== WRITTEN INSTRUCTION ==
Find every line in the records below that holds the word "Give", and copy each one.

● ● ●

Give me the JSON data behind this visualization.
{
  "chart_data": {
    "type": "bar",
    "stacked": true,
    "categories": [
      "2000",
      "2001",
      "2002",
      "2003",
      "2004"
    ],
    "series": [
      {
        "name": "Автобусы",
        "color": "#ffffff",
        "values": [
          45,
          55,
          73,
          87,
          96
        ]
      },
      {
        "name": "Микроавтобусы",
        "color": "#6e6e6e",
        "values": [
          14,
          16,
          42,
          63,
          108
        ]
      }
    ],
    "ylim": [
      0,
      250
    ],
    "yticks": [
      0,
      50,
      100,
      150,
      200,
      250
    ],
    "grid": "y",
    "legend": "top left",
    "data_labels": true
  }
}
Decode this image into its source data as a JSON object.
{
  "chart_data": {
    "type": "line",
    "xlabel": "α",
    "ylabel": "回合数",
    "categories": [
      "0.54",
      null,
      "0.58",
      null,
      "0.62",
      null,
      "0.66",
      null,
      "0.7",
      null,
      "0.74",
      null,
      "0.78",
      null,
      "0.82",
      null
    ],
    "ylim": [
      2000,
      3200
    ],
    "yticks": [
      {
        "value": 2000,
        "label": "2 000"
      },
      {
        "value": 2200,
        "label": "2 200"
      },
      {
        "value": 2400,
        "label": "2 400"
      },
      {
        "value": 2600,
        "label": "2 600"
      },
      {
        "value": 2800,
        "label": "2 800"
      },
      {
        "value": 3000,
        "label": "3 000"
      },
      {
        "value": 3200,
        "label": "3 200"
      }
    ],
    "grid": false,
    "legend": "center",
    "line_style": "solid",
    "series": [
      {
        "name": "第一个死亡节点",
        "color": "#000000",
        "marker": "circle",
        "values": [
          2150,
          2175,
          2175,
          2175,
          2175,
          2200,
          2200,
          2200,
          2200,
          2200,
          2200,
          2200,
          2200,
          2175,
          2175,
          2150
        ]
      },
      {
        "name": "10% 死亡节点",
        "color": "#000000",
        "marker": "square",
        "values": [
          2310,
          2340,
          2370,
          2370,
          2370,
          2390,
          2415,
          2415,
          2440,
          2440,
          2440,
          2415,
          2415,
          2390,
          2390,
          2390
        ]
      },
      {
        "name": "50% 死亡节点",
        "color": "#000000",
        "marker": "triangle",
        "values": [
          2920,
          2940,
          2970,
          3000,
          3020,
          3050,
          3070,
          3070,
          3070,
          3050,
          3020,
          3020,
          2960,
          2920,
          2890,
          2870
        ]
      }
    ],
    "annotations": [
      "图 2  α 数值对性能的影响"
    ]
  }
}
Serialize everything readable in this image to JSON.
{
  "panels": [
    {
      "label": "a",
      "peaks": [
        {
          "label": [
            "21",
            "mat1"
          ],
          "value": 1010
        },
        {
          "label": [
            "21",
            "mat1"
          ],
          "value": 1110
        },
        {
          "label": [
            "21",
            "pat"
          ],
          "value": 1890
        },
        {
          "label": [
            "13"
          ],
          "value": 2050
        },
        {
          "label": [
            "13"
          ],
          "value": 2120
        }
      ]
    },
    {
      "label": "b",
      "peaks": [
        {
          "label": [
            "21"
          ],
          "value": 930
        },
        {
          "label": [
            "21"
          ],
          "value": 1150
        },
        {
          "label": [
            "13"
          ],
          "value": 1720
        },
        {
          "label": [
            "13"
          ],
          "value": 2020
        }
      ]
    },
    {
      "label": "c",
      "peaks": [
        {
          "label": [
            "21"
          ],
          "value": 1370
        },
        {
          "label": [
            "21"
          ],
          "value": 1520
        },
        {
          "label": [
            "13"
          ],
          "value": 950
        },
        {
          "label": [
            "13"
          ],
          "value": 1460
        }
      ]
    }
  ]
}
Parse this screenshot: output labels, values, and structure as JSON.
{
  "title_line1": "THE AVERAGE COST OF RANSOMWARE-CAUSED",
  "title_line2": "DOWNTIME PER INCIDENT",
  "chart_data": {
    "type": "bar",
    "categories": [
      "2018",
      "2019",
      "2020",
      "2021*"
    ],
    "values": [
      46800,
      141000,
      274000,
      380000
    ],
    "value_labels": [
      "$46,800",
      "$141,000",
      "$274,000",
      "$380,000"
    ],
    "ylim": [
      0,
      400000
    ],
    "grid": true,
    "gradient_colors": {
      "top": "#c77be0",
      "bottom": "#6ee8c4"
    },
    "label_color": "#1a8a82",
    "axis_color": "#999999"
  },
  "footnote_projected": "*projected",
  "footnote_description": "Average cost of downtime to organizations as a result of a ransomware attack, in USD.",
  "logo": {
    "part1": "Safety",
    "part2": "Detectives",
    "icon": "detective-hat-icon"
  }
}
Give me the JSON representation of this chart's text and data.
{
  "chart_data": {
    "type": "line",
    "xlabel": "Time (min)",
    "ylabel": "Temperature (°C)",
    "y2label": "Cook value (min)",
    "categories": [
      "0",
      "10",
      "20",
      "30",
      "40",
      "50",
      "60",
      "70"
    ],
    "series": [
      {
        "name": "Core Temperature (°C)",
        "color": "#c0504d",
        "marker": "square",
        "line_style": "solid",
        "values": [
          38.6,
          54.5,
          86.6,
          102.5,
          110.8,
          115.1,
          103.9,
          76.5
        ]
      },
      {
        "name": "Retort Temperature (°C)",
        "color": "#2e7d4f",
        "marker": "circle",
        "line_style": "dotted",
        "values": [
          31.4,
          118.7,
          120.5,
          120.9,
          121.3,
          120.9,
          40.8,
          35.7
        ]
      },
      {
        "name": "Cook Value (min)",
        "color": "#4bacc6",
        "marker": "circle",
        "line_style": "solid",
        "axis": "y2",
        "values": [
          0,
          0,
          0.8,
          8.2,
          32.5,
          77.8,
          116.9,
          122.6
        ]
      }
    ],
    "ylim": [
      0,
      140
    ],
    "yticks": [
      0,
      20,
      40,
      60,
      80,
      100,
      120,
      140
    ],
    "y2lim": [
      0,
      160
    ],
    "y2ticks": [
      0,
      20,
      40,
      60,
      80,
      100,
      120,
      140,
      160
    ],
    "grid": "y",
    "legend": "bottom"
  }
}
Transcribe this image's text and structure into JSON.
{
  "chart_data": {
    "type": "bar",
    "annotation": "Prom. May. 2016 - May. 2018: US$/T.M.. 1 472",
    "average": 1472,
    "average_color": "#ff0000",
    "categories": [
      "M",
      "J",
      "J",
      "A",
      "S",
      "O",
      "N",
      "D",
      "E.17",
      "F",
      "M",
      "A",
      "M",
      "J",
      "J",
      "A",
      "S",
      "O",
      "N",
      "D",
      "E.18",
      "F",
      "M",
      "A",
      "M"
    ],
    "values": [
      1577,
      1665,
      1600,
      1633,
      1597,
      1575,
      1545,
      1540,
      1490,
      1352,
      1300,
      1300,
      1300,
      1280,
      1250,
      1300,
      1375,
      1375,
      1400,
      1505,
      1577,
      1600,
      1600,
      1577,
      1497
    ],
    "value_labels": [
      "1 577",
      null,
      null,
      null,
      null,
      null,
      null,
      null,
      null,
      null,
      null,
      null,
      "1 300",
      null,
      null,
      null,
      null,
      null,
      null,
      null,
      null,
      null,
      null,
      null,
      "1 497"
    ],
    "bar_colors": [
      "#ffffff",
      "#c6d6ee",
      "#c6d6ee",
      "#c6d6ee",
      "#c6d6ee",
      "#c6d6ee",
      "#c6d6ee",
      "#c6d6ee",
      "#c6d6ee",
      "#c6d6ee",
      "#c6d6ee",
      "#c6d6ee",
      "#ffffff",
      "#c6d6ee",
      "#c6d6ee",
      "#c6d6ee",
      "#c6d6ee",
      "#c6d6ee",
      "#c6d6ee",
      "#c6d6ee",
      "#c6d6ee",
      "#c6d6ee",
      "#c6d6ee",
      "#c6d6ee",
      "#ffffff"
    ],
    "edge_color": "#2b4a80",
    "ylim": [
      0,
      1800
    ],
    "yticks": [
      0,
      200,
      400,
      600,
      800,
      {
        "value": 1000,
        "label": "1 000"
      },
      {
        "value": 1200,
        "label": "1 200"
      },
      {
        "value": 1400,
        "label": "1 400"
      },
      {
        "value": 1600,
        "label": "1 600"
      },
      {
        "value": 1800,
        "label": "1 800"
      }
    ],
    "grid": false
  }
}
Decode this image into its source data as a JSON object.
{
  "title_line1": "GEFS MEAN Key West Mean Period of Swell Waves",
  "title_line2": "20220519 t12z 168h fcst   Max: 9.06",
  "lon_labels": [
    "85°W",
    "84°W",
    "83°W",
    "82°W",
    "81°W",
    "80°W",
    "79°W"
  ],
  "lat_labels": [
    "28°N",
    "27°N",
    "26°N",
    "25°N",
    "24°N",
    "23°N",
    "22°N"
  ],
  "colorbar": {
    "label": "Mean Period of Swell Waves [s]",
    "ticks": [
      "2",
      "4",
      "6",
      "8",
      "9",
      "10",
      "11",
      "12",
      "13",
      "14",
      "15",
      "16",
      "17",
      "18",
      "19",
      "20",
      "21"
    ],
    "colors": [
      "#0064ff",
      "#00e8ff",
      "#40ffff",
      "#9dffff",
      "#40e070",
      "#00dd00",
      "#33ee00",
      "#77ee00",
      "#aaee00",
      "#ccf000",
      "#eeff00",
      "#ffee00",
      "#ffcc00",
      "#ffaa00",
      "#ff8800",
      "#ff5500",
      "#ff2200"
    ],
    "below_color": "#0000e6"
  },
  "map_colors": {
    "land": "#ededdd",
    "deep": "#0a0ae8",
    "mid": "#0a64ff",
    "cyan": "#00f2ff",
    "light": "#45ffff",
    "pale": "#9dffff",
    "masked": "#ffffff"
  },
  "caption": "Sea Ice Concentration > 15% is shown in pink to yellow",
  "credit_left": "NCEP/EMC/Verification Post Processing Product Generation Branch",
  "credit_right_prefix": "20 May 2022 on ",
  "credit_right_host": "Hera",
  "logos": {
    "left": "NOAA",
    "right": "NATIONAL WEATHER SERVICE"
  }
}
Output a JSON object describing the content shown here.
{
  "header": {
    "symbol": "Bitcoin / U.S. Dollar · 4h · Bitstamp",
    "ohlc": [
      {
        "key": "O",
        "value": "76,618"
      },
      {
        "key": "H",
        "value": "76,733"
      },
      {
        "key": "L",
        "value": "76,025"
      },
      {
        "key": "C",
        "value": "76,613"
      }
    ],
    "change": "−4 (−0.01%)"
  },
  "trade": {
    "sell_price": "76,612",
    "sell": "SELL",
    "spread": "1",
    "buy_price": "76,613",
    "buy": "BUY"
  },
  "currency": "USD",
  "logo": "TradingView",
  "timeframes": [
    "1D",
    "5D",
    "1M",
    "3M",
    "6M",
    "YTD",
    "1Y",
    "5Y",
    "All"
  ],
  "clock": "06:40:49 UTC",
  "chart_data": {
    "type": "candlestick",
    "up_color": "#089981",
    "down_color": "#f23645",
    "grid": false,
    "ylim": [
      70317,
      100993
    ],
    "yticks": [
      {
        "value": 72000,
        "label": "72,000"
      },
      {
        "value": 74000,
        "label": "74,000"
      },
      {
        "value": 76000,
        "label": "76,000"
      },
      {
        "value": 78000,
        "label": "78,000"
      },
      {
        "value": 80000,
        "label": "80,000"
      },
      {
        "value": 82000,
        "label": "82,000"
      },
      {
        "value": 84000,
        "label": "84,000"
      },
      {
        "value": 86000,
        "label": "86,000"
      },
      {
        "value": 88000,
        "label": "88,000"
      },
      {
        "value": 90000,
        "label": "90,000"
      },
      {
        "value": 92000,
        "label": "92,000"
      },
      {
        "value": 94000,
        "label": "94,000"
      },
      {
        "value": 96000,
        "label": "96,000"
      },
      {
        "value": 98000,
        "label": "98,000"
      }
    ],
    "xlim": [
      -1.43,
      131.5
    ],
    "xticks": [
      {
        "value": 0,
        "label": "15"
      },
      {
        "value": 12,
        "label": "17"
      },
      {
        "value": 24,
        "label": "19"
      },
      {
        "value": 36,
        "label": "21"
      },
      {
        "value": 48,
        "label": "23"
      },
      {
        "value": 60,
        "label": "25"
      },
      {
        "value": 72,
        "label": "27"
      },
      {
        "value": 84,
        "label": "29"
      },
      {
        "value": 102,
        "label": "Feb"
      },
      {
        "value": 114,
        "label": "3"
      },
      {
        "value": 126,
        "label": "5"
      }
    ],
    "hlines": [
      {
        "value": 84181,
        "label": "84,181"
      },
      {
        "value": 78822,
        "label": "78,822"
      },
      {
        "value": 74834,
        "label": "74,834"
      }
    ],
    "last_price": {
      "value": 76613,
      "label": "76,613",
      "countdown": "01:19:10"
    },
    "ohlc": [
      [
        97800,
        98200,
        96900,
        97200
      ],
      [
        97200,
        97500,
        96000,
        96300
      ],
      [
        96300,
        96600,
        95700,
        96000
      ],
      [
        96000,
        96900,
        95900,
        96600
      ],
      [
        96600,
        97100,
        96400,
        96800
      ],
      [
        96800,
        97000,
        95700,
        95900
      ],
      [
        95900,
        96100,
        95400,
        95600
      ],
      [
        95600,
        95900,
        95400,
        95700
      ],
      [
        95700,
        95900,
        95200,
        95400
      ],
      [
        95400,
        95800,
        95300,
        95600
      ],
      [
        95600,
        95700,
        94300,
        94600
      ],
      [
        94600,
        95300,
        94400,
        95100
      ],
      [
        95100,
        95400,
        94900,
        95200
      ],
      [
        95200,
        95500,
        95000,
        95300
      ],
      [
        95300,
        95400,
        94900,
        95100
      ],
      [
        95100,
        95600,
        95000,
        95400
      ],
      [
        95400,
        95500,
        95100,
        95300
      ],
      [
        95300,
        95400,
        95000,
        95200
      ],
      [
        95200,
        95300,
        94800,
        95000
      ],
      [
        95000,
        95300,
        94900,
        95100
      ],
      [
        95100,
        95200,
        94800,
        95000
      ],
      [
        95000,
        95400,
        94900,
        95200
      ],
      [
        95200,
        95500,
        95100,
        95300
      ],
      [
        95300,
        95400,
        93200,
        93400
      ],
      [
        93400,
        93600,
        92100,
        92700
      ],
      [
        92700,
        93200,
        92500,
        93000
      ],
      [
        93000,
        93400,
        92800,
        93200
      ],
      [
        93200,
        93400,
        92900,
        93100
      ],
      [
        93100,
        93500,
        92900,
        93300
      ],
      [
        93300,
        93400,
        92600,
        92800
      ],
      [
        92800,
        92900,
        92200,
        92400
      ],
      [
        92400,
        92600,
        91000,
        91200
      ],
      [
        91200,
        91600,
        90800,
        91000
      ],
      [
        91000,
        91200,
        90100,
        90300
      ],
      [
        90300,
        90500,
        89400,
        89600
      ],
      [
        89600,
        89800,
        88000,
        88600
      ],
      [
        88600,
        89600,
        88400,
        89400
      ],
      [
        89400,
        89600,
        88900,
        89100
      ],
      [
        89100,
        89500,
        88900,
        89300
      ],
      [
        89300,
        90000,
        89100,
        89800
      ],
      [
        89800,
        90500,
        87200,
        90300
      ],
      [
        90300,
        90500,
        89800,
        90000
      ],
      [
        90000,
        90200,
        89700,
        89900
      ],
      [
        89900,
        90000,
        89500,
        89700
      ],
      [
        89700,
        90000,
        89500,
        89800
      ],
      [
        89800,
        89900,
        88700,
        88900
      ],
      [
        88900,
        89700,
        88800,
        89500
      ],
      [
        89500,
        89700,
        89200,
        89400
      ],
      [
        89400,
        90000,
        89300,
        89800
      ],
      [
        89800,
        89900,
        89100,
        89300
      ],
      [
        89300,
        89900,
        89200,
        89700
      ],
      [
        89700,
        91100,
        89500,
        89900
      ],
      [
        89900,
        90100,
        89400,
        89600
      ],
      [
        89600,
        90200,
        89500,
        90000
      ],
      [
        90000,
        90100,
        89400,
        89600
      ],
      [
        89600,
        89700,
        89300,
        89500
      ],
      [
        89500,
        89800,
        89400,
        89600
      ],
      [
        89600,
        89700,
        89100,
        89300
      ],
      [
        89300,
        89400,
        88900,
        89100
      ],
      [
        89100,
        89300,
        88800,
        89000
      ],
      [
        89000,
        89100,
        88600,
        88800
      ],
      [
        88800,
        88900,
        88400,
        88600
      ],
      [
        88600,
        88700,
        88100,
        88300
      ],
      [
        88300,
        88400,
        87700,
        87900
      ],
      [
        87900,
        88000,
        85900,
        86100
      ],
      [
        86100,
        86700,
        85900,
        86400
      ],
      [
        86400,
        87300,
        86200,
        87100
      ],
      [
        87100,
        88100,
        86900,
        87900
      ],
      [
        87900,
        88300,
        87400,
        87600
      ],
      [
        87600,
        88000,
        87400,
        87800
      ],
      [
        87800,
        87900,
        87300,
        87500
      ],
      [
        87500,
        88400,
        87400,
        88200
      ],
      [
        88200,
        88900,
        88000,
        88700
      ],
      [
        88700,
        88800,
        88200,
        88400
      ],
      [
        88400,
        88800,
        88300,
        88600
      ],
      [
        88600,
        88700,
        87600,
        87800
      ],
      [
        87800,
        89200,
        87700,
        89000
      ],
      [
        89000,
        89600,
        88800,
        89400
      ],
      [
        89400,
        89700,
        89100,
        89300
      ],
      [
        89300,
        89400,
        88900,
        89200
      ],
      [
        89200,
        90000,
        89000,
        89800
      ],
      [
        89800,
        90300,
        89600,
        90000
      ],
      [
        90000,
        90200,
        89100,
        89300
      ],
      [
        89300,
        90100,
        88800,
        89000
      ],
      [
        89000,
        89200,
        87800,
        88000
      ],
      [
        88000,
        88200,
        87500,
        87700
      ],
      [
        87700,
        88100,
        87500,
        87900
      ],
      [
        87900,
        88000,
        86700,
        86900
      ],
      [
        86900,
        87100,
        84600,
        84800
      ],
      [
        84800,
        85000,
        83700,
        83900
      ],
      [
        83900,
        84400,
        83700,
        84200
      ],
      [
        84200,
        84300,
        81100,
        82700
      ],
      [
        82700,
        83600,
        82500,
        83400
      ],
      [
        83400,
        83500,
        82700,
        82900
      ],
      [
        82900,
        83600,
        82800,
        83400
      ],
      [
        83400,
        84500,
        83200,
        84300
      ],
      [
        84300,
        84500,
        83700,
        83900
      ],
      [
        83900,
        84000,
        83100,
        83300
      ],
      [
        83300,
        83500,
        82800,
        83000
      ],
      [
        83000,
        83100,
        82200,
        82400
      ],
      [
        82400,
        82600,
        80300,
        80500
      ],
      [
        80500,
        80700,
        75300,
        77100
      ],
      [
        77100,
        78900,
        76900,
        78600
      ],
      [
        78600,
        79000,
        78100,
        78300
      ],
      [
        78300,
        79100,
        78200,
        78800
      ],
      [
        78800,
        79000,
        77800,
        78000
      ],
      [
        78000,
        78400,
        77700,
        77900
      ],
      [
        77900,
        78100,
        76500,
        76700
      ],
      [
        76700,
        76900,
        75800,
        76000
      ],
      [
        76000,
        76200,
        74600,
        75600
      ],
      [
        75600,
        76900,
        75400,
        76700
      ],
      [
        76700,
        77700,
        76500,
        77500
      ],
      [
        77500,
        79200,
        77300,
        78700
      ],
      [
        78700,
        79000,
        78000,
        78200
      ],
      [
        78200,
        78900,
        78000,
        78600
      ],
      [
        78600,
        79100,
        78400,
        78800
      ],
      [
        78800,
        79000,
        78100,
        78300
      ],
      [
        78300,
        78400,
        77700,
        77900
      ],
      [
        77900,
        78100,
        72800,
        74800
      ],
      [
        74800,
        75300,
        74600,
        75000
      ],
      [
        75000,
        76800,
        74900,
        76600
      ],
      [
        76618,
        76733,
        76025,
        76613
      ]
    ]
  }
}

● ● ●

== RESPONSE TO THIS EXERCISE ==
Give me the JSON data behind this visualization.
Give me the JSON representation of this chart's text and data.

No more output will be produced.